/---

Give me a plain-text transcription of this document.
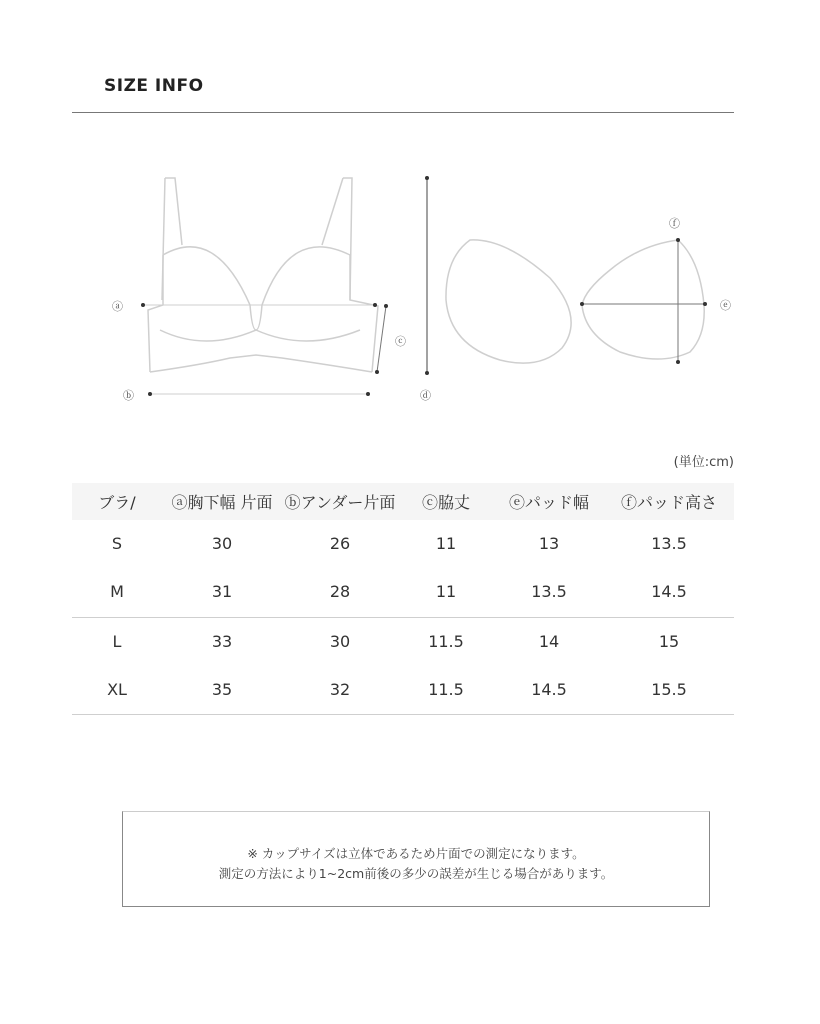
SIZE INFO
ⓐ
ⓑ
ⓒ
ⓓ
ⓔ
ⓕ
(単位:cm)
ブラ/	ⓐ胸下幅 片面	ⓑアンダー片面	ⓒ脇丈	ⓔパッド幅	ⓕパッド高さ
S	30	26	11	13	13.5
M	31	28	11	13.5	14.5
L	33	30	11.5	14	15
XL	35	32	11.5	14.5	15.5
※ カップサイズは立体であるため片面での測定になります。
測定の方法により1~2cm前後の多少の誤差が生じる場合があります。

\---
/---

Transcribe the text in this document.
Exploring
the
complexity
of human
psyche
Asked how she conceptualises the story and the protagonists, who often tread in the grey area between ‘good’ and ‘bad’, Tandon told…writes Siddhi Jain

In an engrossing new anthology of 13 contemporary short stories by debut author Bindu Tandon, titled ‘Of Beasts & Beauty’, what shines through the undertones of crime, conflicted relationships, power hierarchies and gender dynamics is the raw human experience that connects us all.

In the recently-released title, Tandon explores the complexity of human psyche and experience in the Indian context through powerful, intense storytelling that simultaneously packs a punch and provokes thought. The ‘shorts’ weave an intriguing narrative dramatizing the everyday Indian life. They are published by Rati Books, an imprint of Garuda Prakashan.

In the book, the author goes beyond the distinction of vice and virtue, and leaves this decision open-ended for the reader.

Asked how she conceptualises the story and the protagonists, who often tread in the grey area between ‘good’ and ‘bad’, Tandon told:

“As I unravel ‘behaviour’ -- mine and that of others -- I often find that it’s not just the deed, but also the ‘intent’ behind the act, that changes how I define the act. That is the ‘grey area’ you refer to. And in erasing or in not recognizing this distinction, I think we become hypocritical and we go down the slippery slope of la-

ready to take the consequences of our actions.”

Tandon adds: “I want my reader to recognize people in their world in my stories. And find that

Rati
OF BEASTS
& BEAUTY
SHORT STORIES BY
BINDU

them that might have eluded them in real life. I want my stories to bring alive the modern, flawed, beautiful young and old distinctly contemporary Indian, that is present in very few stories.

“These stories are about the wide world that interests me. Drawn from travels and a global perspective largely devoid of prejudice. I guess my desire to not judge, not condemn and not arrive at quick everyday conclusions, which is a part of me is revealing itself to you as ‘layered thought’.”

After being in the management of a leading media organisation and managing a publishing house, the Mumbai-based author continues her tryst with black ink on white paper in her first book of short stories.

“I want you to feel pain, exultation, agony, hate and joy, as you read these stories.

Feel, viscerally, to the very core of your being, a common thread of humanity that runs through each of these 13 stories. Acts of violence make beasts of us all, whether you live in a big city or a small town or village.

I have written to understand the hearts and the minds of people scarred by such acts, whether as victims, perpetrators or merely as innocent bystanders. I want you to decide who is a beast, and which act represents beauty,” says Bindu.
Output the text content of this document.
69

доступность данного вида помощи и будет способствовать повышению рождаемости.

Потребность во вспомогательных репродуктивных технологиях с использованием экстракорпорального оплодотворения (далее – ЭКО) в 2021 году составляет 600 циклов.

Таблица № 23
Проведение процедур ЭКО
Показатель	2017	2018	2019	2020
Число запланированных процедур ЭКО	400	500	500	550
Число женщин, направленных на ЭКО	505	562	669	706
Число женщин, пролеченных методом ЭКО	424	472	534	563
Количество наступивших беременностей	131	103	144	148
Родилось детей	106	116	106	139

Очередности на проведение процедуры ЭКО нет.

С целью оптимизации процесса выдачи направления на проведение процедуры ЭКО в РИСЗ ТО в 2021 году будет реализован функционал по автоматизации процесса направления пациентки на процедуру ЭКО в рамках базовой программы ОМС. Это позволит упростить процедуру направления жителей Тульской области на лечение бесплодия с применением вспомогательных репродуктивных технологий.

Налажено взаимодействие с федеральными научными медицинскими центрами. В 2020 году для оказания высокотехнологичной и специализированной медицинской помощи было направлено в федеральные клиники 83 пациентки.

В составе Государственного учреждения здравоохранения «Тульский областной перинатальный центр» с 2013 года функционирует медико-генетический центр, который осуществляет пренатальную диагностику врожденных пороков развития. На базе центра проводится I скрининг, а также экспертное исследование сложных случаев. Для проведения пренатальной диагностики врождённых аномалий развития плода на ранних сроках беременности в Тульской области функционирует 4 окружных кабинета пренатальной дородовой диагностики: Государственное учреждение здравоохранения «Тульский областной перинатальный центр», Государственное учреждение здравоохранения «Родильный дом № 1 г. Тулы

\---

Every line that holds the word "Число" should be extracted.

Число запланированных процедур ЭКО	400	500	500	550
Число женщин, направленных на ЭКО	505	562	669	706
Число женщин, пролеченных методом ЭКО	424	472	534	563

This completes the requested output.